What is required
Below are the records; reproduce all of them exactly but without any images.

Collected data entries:
⁂
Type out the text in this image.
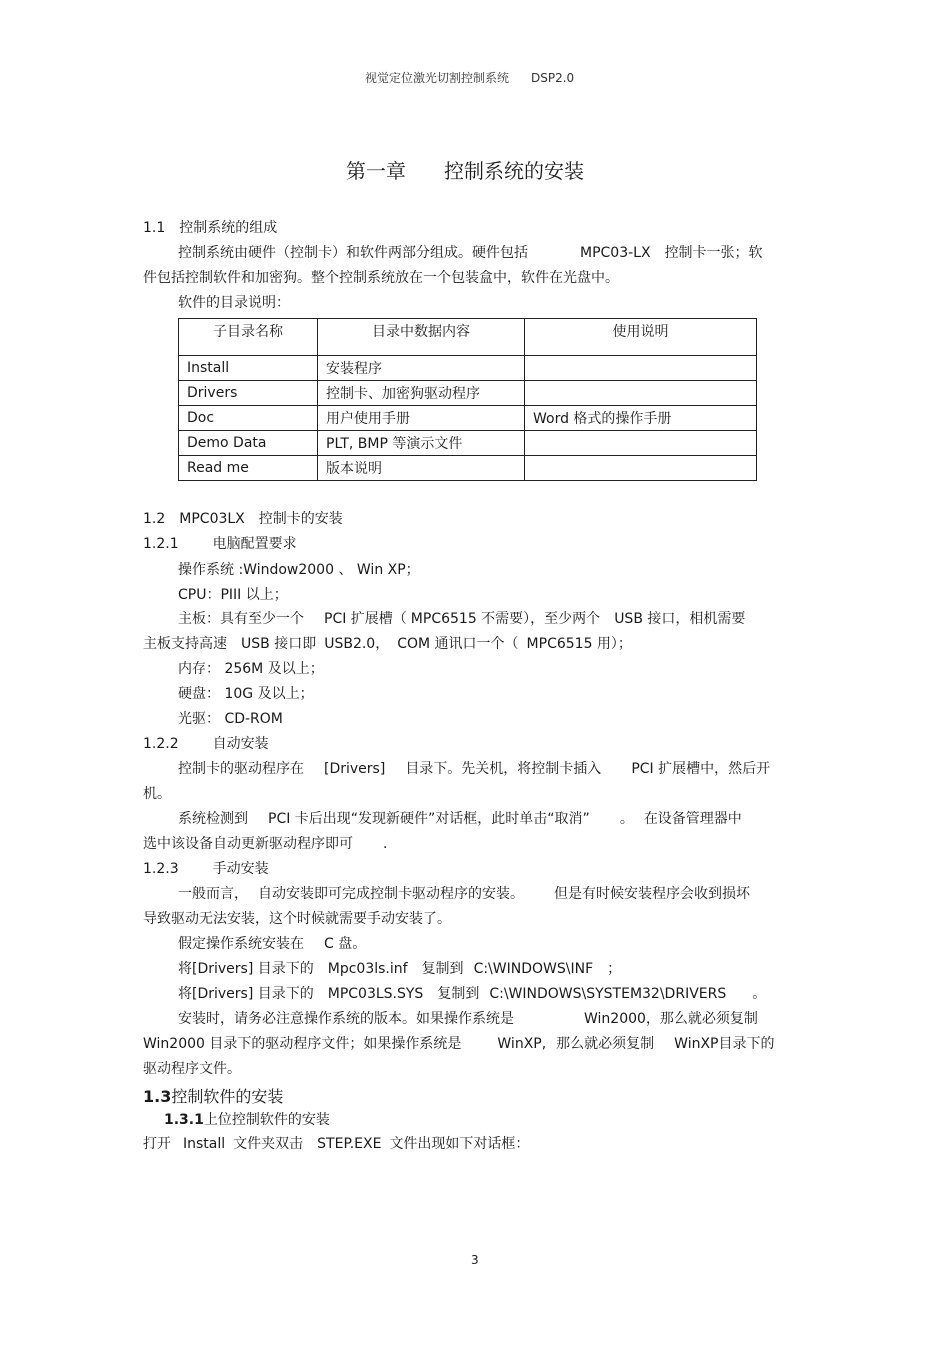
视觉定位激光切割控制系统 DSP2.0
第一章 控制系统的安装
1.1 控制系统的组成
控制系统由硬件（控制卡）和软件两部分组成。硬件包括	MPC03-LX 控制卡一张；软
件包括控制软件和加密狗。整个控制系统放在一个包装盒中，软件在光盘中。
软件的目录说明：
子目录名称	目录中数据内容	使用说明
Install	安装程序	
Drivers	控制卡、加密狗驱动程序	
Doc	用户使用手册	Word 格式的操作手册
Demo Data	PLT, BMP 等演示文件	
Read me	版本说明	
1.2 MPC03LX 控制卡的安装
1.2.1 电脑配置要求
操作系统 :Window2000 、 Win XP；
CPU：PIII 以上；
主板：具有至少一个 PCI 扩展槽（ MPC6515 不需要），至少两个 USB 接口，相机需要
主板支持高速 USB 接口即 USB2.0， COM 通讯口一个（ MPC6515 用）；
内存： 256M 及以上；
硬盘： 10G 及以上；
光驱： CD-ROM
1.2.2 自动安装
控制卡的驱动程序在 [Drivers] 目录下。先关机，将控制卡插入 PCI 扩展槽中，然后开
机。
系统检测到 PCI 卡后出现“发现新硬件”对话框，此时单击“取消” 。 在设备管理器中
选中该设备自动更新驱动程序即可 .
1.2.3 手动安装
一般而言， 自动安装即可完成控制卡驱动程序的安装。 但是有时候安装程序会收到损坏
导致驱动无法安装，这个时候就需要手动安装了。
假定操作系统安装在 C 盘。
将[Drivers] 目录下的 Mpc03ls.inf 复制到 C:\WINDOWS\INF ；
将[Drivers] 目录下的 MPC03LS.SYS 复制到 C:\WINDOWS\SYSTEM32\DRIVERS 。
安装时，请务必注意操作系统的版本。如果操作系统是	Win2000，那么就必须复制
Win2000 目录下的驱动程序文件；如果操作系统是	WinXP, 那么就必须复制 WinXP目录下的
驱动程序文件。
1.3控制软件的安装
1.3.1上位控制软件的安装
打开 Install 文件夹双击 STEP.EXE 文件出现如下对话框：
3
⁂
Complete response
Type out the text in this image.
视觉定位激光切割控制系统 DSP2.0
第一章 控制系统的安装
1.1 控制系统的组成
控制系统由硬件（控制卡）和软件两部分组成。硬件包括	MPC03-LX 控制卡一张；软
件包括控制软件和加密狗。整个控制系统放在一个包装盒中，软件在光盘中。
软件的目录说明：
子目录名称	目录中数据内容	使用说明
Install	安装程序	
Drivers	控制卡、加密狗驱动程序	
Doc	用户使用手册	Word 格式的操作手册
Demo Data	PLT, BMP 等演示文件	
Read me	版本说明	
1.2 MPC03LX 控制卡的安装
1.2.1 电脑配置要求
操作系统 :Window2000 、 Win XP；
CPU：PIII 以上；
主板：具有至少一个 PCI 扩展槽（ MPC6515 不需要），至少两个 USB 接口，相机需要
主板支持高速 USB 接口即 USB2.0， COM 通讯口一个（ MPC6515 用）；
内存： 256M 及以上；
硬盘： 10G 及以上；
光驱： CD-ROM
1.2.2 自动安装
控制卡的驱动程序在 [Drivers] 目录下。先关机，将控制卡插入 PCI 扩展槽中，然后开
机。
系统检测到 PCI 卡后出现“发现新硬件”对话框，此时单击“取消” 。 在设备管理器中
选中该设备自动更新驱动程序即可 .
1.2.3 手动安装
一般而言， 自动安装即可完成控制卡驱动程序的安装。 但是有时候安装程序会收到损坏
导致驱动无法安装，这个时候就需要手动安装了。
假定操作系统安装在 C 盘。
将[Drivers] 目录下的 Mpc03ls.inf 复制到 C:\WINDOWS\INF ；
将[Drivers] 目录下的 MPC03LS.SYS 复制到 C:\WINDOWS\SYSTEM32\DRIVERS 。
安装时，请务必注意操作系统的版本。如果操作系统是	Win2000，那么就必须复制
Win2000 目录下的驱动程序文件；如果操作系统是	WinXP, 那么就必须复制 WinXP目录下的
驱动程序文件。
1.3控制软件的安装
1.3.1上位控制软件的安装
打开 Install 文件夹双击 STEP.EXE 文件出现如下对话框：
3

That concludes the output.